====== Stored records
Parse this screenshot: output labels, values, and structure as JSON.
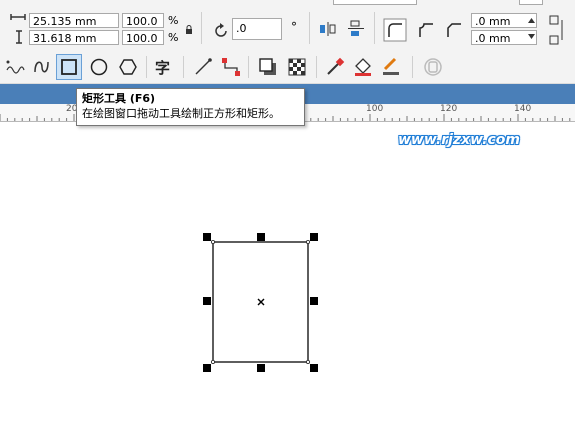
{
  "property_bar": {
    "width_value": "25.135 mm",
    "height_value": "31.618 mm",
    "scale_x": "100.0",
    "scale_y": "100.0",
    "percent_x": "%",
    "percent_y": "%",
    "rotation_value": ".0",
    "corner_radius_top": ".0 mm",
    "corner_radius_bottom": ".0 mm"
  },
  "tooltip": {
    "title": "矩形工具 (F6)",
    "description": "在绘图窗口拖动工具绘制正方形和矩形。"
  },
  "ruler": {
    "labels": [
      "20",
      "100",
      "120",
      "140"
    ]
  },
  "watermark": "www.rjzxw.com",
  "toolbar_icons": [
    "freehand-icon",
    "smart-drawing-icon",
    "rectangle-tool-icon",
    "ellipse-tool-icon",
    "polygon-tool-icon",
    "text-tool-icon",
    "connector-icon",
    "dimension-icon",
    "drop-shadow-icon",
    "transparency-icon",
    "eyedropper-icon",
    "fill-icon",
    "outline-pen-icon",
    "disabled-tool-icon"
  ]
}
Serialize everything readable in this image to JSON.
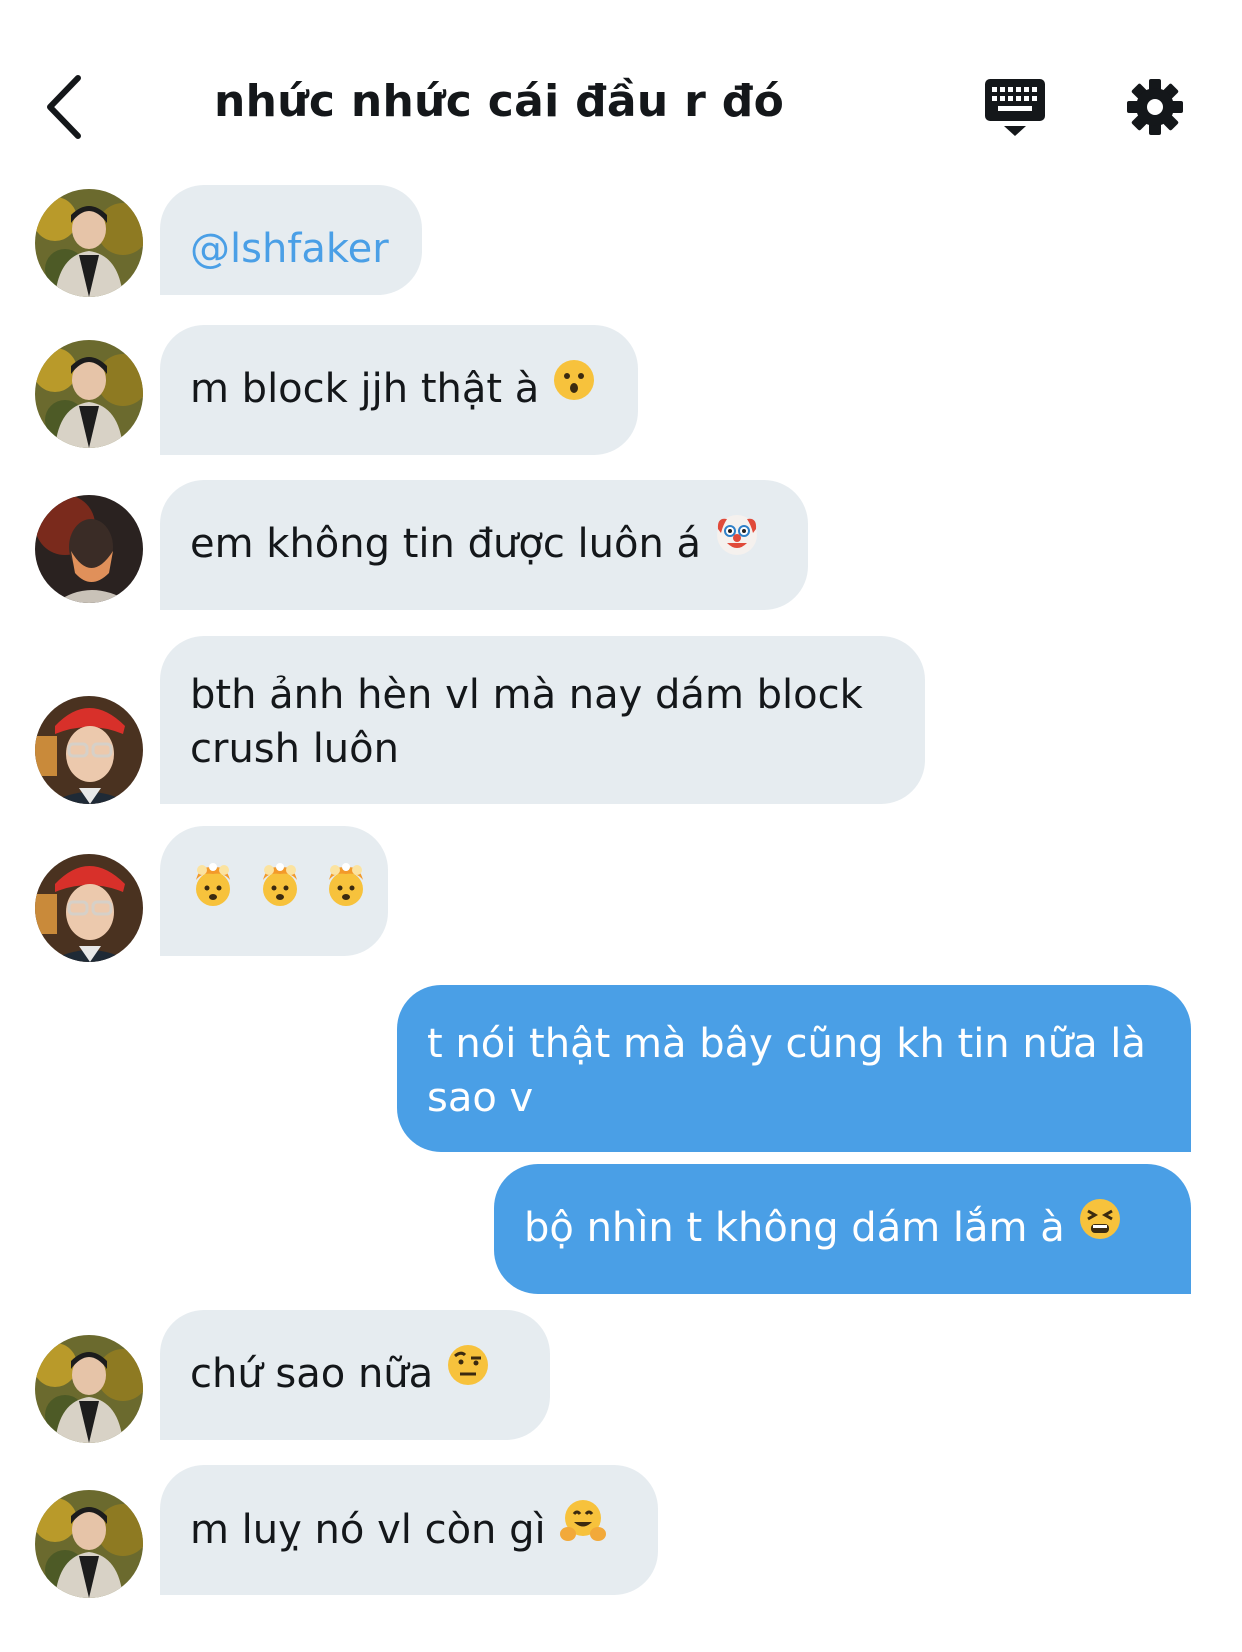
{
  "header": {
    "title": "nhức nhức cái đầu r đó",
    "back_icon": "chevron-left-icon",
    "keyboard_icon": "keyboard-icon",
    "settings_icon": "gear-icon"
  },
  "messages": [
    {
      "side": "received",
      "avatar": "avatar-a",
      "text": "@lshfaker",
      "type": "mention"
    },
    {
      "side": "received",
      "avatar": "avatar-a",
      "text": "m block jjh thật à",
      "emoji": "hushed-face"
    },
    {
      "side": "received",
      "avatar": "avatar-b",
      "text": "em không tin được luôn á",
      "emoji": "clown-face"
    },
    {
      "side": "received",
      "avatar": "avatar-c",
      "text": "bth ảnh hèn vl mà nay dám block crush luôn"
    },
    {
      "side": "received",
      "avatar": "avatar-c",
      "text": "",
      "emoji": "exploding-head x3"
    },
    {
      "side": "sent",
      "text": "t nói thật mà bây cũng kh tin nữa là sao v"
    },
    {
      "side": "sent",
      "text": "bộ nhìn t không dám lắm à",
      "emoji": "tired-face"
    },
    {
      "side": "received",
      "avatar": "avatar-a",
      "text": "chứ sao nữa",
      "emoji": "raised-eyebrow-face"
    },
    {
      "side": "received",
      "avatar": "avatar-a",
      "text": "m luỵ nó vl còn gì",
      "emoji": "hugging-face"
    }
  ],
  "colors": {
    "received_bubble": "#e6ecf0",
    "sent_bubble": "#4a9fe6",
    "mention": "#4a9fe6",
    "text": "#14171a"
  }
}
============
• **Written task**: Every line should be retyped exactly, with the pictures omitted.

• **Task solution**:
Parse this screenshot: output labels, values, and structure as JSON.
{
  "property_bar": {
    "width_value": "25.135 mm",
    "height_value": "31.618 mm",
    "scale_x": "100.0",
    "scale_y": "100.0",
    "percent_x": "%",
    "percent_y": "%",
    "rotation_value": ".0",
    "corner_radius_top": ".0 mm",
    "corner_radius_bottom": ".0 mm"
  },
  "tooltip": {
    "title": "矩形工具 (F6)",
    "description": "在绘图窗口拖动工具绘制正方形和矩形。"
  },
  "ruler": {
    "labels": [
      "20",
      "100",
      "120",
      "140"
    ]
  },
  "watermark": "www.rjzxw.com",
  "toolbar_icons": [
    "freehand-icon",
    "smart-drawing-icon",
    "rectangle-tool-icon",
    "ellipse-tool-icon",
    "polygon-tool-icon",
    "text-tool-icon",
    "connector-icon",
    "dimension-icon",
    "drop-shadow-icon",
    "transparency-icon",
    "eyedropper-icon",
    "fill-icon",
    "outline-pen-icon",
    "disabled-tool-icon"
  ]
}
Serialize everything readable in this image to JSON.
{
  "header": {
    "title": "nhức nhức cái đầu r đó",
    "back_icon": "chevron-left-icon",
    "keyboard_icon": "keyboard-icon",
    "settings_icon": "gear-icon"
  },
  "messages": [
    {
      "side": "received",
      "avatar": "avatar-a",
      "text": "@lshfaker",
      "type": "mention"
    },
    {
      "side": "received",
      "avatar": "avatar-a",
      "text": "m block jjh thật à",
      "emoji": "hushed-face"
    },
    {
      "side": "received",
      "avatar": "avatar-b",
      "text": "em không tin được luôn á",
      "emoji": "clown-face"
    },
    {
      "side": "received",
      "avatar": "avatar-c",
      "text": "bth ảnh hèn vl mà nay dám block crush luôn"
    },
    {
      "side": "received",
      "avatar": "avatar-c",
      "text": "",
      "emoji": "exploding-head x3"
    },
    {
      "side": "sent",
      "text": "t nói thật mà bây cũng kh tin nữa là sao v"
    },
    {
      "side": "sent",
      "text": "bộ nhìn t không dám lắm à",
      "emoji": "tired-face"
    },
    {
      "side": "received",
      "avatar": "avatar-a",
      "text": "chứ sao nữa",
      "emoji": "raised-eyebrow-face"
    },
    {
      "side": "received",
      "avatar": "avatar-a",
      "text": "m luỵ nó vl còn gì",
      "emoji": "hugging-face"
    }
  ],
  "colors": {
    "received_bubble": "#e6ecf0",
    "sent_bubble": "#4a9fe6",
    "mention": "#4a9fe6",
    "text": "#14171a"
  }
}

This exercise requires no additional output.